◆ BRIEF ◆
Copy each line exactly. Drop every picture.

═════ EXTRACTED MATERIAL ═════

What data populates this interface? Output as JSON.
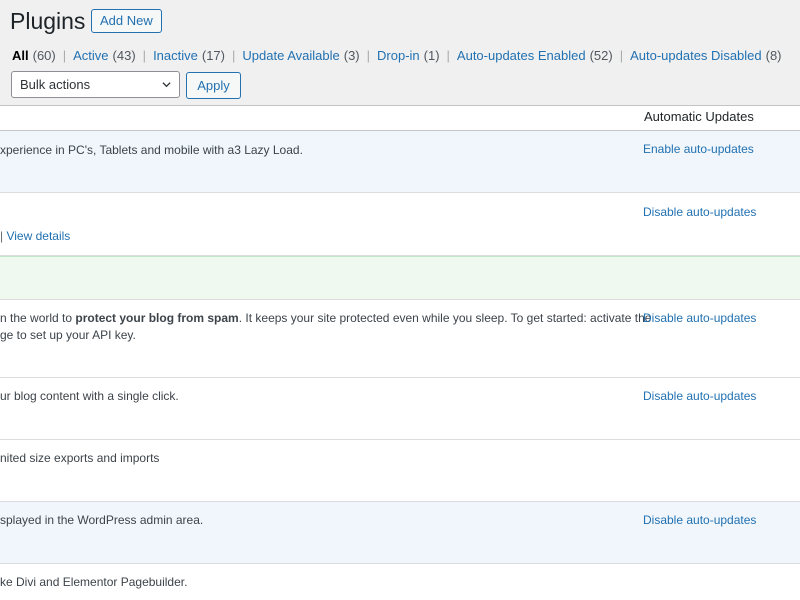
{
  "header": {
    "title": "Plugins",
    "add_new_label": "Add New"
  },
  "filters": [
    {
      "label": "All",
      "count": "(60)",
      "current": true
    },
    {
      "label": "Active",
      "count": "(43)",
      "current": false
    },
    {
      "label": "Inactive",
      "count": "(17)",
      "current": false
    },
    {
      "label": "Update Available",
      "count": "(3)",
      "current": false
    },
    {
      "label": "Drop-in",
      "count": "(1)",
      "current": false
    },
    {
      "label": "Auto-updates Enabled",
      "count": "(52)",
      "current": false
    },
    {
      "label": "Auto-updates Disabled",
      "count": "(8)",
      "current": false
    }
  ],
  "bulk": {
    "selected": "Bulk actions",
    "apply_label": "Apply"
  },
  "table": {
    "col_automatic_updates": "Automatic Updates",
    "rows": [
      {
        "desc_pre": "xperience in PC's, Tablets and mobile with a3 Lazy Load.",
        "desc_bold": "",
        "desc_post": "",
        "desc2": "",
        "auto": "Enable auto-updates",
        "active": true
      },
      {
        "desc_pre": "",
        "desc_bold": "",
        "desc_post": "",
        "desc2": "",
        "links_bar": "|",
        "links_view": "View details",
        "auto": "Disable auto-updates",
        "active": false
      },
      {
        "update_row": true
      },
      {
        "desc_pre": "n the world to ",
        "desc_bold": "protect your blog from spam",
        "desc_post": ". It keeps your site protected even while you sleep. To get started: activate the",
        "desc2": "ge to set up your API key.",
        "auto": "Disable auto-updates",
        "active": false
      },
      {
        "desc_pre": "ur blog content with a single click.",
        "desc_bold": "",
        "desc_post": "",
        "desc2": "",
        "auto": "Disable auto-updates",
        "active": false
      },
      {
        "desc_pre": "nited size exports and imports",
        "desc_bold": "",
        "desc_post": "",
        "desc2": "",
        "auto": "",
        "active": false
      },
      {
        "desc_pre": "splayed in the WordPress admin area.",
        "desc_bold": "",
        "desc_post": "",
        "desc2": "",
        "auto": "Disable auto-updates",
        "active": true
      },
      {
        "desc_pre": "ke Divi and Elementor Pagebuilder.",
        "desc_bold": "",
        "desc_post": "",
        "desc2": "",
        "auto": "",
        "active": false
      }
    ]
  },
  "colors": {
    "link": "#2271b1",
    "active_row": "#f0f6fc",
    "update_row": "#f0f9f0",
    "bg": "#f0f0f1"
  }
}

═════

◆ EXPECTED ANSWER ◆
What data populates this interface? Output as JSON.
{
  "header": {
    "title": "Plugins",
    "add_new_label": "Add New"
  },
  "filters": [
    {
      "label": "All",
      "count": "(60)",
      "current": true
    },
    {
      "label": "Active",
      "count": "(43)",
      "current": false
    },
    {
      "label": "Inactive",
      "count": "(17)",
      "current": false
    },
    {
      "label": "Update Available",
      "count": "(3)",
      "current": false
    },
    {
      "label": "Drop-in",
      "count": "(1)",
      "current": false
    },
    {
      "label": "Auto-updates Enabled",
      "count": "(52)",
      "current": false
    },
    {
      "label": "Auto-updates Disabled",
      "count": "(8)",
      "current": false
    }
  ],
  "bulk": {
    "selected": "Bulk actions",
    "apply_label": "Apply"
  },
  "table": {
    "col_automatic_updates": "Automatic Updates",
    "rows": [
      {
        "desc_pre": "xperience in PC's, Tablets and mobile with a3 Lazy Load.",
        "desc_bold": "",
        "desc_post": "",
        "desc2": "",
        "auto": "Enable auto-updates",
        "active": true
      },
      {
        "desc_pre": "",
        "desc_bold": "",
        "desc_post": "",
        "desc2": "",
        "links_bar": "|",
        "links_view": "View details",
        "auto": "Disable auto-updates",
        "active": false
      },
      {
        "update_row": true
      },
      {
        "desc_pre": "n the world to ",
        "desc_bold": "protect your blog from spam",
        "desc_post": ". It keeps your site protected even while you sleep. To get started: activate the",
        "desc2": "ge to set up your API key.",
        "auto": "Disable auto-updates",
        "active": false
      },
      {
        "desc_pre": "ur blog content with a single click.",
        "desc_bold": "",
        "desc_post": "",
        "desc2": "",
        "auto": "Disable auto-updates",
        "active": false
      },
      {
        "desc_pre": "nited size exports and imports",
        "desc_bold": "",
        "desc_post": "",
        "desc2": "",
        "auto": "",
        "active": false
      },
      {
        "desc_pre": "splayed in the WordPress admin area.",
        "desc_bold": "",
        "desc_post": "",
        "desc2": "",
        "auto": "Disable auto-updates",
        "active": true
      },
      {
        "desc_pre": "ke Divi and Elementor Pagebuilder.",
        "desc_bold": "",
        "desc_post": "",
        "desc2": "",
        "auto": "",
        "active": false
      }
    ]
  },
  "colors": {
    "link": "#2271b1",
    "active_row": "#f0f6fc",
    "update_row": "#f0f9f0",
    "bg": "#f0f0f1"
  }
}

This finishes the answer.